Records

»»

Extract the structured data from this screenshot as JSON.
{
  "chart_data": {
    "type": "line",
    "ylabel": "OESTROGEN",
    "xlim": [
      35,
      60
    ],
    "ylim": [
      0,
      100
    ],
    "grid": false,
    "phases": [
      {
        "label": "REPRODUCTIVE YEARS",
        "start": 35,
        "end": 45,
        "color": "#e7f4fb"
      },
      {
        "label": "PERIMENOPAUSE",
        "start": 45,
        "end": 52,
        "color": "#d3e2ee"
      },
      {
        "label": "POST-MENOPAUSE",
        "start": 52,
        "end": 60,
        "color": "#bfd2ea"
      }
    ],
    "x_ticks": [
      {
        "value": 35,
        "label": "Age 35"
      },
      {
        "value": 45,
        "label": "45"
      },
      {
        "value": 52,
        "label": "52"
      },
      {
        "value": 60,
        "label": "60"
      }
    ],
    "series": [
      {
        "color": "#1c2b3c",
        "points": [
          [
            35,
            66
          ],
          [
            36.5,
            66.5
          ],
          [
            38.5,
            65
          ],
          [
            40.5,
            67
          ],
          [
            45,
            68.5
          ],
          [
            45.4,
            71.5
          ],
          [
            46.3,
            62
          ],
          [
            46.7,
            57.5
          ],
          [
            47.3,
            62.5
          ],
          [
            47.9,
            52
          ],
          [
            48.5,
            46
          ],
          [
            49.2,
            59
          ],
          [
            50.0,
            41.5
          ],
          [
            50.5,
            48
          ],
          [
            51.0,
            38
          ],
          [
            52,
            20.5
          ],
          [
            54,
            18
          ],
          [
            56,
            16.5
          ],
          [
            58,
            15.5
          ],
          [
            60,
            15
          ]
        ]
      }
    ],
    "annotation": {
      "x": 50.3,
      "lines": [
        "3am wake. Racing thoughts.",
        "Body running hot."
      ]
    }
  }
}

««

_Instruction_.
In the entries above, find each line with the word "color" and show it.

_Answer below_.
        "color": "#e7f4fb"
        "color": "#d3e2ee"
        "color": "#bfd2ea"
        "color": "#1c2b3c",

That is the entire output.